====== Provided data

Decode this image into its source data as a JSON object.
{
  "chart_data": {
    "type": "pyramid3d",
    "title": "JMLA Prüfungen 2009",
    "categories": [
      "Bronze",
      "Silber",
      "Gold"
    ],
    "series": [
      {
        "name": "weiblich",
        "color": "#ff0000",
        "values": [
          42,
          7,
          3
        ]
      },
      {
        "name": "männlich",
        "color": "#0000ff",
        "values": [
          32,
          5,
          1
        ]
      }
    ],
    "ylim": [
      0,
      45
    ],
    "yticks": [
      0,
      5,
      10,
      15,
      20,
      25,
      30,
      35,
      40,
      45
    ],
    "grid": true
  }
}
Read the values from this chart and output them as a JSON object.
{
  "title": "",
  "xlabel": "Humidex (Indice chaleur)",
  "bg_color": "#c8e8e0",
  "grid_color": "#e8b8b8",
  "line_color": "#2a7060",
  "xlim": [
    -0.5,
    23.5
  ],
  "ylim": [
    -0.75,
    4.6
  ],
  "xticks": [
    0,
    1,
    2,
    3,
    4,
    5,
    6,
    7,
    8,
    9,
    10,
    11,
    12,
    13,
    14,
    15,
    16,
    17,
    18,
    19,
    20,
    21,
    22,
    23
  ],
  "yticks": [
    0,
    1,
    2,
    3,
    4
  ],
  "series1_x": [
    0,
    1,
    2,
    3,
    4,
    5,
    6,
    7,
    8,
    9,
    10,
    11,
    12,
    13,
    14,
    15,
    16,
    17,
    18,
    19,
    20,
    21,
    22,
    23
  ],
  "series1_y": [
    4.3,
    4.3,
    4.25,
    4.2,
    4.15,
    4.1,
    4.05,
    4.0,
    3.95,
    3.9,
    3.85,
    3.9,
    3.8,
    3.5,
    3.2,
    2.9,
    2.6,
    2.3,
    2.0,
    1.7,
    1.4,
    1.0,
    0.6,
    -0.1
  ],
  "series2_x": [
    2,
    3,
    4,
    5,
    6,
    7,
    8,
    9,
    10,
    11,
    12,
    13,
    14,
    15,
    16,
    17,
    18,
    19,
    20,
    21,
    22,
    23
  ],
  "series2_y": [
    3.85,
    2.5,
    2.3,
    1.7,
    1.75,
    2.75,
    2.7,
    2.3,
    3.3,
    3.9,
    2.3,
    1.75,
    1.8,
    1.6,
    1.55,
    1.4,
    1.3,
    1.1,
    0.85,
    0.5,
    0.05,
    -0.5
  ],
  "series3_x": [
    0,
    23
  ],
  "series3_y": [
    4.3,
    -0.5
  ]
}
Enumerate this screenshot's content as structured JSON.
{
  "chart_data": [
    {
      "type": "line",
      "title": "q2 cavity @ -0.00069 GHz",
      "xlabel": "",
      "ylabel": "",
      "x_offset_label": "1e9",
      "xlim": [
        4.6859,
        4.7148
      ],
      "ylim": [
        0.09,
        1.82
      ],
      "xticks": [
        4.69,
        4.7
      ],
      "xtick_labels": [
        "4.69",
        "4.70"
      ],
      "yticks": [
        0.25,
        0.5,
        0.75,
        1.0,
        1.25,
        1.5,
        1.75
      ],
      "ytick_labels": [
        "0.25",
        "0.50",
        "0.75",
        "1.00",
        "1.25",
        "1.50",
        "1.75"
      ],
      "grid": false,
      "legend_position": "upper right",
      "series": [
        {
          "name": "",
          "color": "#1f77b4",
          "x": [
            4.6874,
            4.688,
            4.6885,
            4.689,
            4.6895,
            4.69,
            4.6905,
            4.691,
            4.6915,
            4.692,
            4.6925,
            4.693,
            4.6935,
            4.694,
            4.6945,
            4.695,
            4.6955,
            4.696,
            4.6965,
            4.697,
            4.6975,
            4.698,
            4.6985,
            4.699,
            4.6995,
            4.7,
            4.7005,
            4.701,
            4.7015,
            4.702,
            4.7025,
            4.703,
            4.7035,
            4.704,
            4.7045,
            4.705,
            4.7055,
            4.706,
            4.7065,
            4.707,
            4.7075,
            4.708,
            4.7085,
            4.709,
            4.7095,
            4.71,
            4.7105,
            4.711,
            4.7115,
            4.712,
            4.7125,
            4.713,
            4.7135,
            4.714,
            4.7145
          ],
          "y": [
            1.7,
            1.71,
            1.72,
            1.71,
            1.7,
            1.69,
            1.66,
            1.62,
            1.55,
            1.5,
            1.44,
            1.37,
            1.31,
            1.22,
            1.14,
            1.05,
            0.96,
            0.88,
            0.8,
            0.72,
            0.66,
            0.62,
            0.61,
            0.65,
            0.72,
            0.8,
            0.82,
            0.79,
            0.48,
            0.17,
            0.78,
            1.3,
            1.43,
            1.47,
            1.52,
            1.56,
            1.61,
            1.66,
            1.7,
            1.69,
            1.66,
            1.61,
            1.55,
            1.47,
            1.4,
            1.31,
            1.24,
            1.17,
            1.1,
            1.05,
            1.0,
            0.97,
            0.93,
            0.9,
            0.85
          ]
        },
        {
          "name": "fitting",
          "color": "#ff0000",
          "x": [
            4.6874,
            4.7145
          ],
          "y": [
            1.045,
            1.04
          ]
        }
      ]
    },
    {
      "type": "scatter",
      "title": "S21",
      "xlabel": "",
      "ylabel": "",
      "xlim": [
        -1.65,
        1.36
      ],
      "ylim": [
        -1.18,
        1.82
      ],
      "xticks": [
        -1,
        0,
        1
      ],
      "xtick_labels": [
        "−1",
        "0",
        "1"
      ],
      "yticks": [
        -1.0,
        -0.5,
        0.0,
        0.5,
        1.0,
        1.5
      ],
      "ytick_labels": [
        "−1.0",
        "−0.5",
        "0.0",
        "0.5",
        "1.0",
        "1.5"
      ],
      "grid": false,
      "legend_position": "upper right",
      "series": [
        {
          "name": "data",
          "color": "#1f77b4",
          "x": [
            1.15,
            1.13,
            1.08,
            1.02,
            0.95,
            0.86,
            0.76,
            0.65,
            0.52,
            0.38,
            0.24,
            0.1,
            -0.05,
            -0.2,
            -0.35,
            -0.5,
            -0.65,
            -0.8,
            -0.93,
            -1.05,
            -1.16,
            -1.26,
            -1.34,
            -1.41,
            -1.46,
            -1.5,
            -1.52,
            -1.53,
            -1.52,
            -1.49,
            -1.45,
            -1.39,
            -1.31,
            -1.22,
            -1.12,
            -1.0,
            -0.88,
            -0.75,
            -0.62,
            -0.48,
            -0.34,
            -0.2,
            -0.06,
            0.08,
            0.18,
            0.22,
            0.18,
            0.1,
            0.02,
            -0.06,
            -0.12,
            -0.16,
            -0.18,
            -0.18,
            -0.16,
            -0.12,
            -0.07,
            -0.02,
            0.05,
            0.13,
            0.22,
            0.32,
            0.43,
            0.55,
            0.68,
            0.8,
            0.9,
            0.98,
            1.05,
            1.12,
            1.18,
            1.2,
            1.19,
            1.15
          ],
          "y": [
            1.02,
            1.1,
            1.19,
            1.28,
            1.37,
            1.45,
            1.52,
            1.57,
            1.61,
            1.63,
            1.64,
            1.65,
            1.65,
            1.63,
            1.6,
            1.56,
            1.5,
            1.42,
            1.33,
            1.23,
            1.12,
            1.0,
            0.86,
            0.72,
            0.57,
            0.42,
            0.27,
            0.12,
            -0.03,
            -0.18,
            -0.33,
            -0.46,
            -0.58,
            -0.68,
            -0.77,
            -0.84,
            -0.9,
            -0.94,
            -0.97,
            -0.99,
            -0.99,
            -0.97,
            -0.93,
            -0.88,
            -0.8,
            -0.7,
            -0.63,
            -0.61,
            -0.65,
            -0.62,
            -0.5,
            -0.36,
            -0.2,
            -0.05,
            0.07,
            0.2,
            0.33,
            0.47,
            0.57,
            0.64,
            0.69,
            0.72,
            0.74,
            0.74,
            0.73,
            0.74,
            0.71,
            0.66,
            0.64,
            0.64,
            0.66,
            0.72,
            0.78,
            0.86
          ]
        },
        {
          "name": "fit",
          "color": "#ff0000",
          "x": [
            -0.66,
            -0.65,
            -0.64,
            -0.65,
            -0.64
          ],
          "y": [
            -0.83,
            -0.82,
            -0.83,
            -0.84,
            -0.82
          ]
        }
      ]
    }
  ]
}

============

Identify each line of the material where the word "type" shows up, and copy it.

_Output of the exercise_
    "type": "pyramid3d",
      "type": "line",
      "type": "scatter",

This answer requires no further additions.